## Exercise details
Return each line of the records holding the string "name".

## Supplied records
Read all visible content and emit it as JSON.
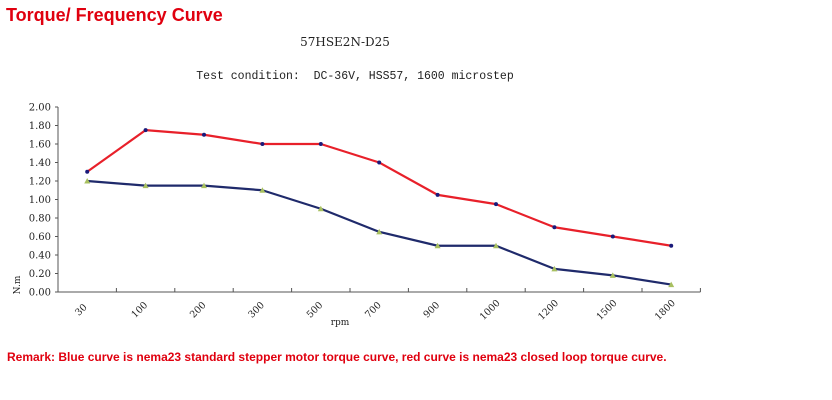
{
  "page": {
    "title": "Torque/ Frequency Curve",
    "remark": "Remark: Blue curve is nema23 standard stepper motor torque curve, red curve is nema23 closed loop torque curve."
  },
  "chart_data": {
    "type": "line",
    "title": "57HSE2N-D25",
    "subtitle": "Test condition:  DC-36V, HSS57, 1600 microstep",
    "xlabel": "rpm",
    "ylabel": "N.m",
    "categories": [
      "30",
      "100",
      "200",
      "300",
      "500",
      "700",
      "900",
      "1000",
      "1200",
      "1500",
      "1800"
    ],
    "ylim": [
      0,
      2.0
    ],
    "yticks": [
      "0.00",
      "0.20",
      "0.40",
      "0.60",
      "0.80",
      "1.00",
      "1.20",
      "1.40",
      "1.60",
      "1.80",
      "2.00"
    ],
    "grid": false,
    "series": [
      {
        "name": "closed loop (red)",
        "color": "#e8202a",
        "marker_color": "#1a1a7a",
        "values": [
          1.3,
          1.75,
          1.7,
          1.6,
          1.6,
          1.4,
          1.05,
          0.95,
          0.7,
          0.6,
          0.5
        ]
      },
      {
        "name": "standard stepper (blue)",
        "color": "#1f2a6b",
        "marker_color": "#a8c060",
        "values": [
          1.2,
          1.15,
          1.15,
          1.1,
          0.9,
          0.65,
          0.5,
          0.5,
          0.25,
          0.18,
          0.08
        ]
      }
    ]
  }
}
* * *
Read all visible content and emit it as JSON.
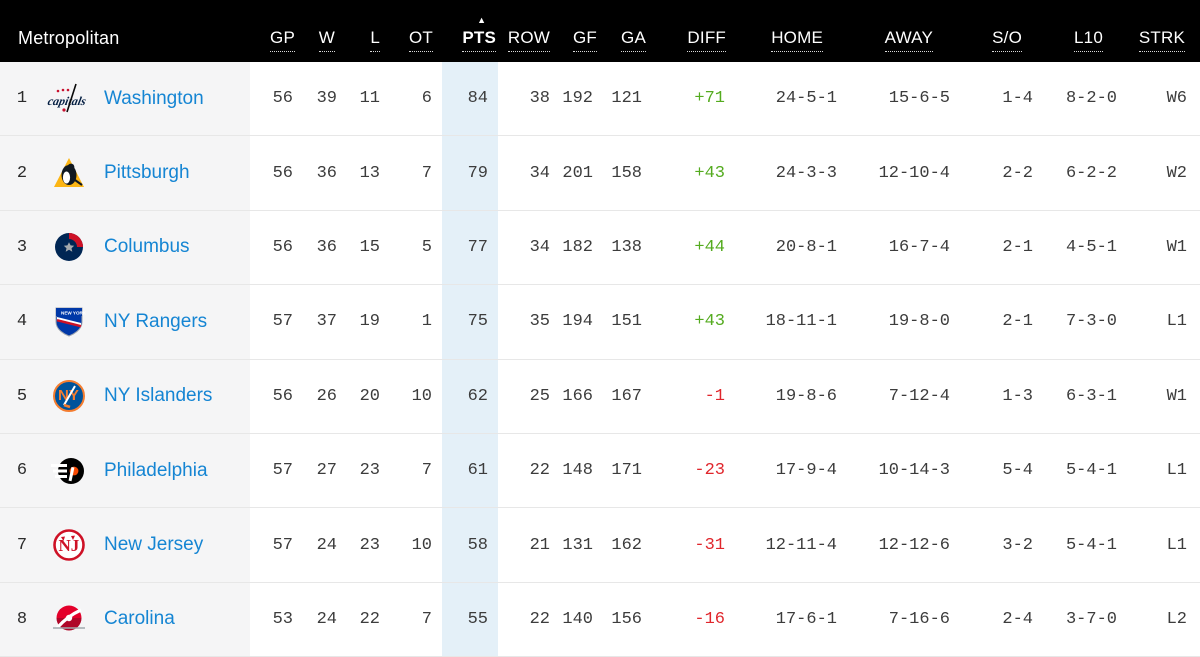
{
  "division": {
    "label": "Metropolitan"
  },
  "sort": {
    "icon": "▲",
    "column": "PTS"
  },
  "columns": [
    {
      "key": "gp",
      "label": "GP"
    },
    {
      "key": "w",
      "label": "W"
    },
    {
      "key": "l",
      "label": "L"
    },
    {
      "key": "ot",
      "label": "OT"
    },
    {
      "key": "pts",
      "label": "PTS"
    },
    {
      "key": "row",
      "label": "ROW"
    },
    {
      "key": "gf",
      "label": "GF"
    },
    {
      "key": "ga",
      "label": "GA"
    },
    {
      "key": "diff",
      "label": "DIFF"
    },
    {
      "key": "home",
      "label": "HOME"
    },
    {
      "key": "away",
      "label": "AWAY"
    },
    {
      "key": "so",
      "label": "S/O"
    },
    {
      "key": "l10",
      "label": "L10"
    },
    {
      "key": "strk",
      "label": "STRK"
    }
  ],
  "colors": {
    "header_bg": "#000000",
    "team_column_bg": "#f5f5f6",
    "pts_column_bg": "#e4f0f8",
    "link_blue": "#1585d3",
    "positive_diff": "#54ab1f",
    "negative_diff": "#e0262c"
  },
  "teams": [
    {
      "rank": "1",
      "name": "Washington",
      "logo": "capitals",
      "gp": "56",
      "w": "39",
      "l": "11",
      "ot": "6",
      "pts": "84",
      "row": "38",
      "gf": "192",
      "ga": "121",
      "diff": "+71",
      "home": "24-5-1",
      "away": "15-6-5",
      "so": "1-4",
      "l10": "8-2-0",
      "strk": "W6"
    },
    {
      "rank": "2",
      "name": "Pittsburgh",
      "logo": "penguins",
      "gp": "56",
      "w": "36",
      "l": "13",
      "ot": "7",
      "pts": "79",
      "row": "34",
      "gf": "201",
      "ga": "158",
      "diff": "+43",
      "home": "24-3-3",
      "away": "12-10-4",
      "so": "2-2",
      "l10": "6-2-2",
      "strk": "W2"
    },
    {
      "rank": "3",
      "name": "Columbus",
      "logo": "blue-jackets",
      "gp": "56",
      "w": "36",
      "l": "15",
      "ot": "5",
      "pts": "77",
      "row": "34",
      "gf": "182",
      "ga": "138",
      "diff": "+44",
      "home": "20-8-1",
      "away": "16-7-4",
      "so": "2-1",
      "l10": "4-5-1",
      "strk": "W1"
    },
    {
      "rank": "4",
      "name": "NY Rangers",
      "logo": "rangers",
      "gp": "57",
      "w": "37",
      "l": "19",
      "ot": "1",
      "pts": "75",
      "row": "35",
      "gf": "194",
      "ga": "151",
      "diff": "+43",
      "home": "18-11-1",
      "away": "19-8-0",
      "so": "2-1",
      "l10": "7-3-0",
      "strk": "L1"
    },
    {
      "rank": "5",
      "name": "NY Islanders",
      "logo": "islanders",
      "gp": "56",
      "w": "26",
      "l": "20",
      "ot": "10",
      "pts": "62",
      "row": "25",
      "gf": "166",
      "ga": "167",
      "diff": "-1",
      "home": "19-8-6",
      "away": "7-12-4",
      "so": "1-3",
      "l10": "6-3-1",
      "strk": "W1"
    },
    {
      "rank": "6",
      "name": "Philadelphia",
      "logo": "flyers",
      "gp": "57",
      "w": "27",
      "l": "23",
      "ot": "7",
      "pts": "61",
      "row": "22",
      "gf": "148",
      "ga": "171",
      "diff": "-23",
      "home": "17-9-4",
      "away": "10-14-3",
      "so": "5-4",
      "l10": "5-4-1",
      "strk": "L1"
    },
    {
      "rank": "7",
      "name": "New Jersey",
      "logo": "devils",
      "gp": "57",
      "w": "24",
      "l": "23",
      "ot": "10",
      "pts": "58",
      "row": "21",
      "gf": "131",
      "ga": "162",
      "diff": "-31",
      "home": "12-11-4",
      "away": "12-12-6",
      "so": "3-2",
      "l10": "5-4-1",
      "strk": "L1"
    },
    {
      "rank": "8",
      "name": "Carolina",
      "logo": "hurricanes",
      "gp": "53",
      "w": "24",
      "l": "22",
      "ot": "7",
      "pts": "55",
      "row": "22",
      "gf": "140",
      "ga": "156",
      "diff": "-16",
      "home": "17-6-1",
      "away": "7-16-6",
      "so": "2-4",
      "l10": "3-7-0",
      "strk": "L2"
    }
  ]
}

## Answer to this problem
        "name": "closed loop (red)",
        "name": "standard stepper (blue)",
      "name": "Washington",
      "name": "Pittsburgh",
      "name": "Columbus",
      "name": "NY Rangers",
      "name": "NY Islanders",
      "name": "Philadelphia",
      "name": "New Jersey",
      "name": "Carolina",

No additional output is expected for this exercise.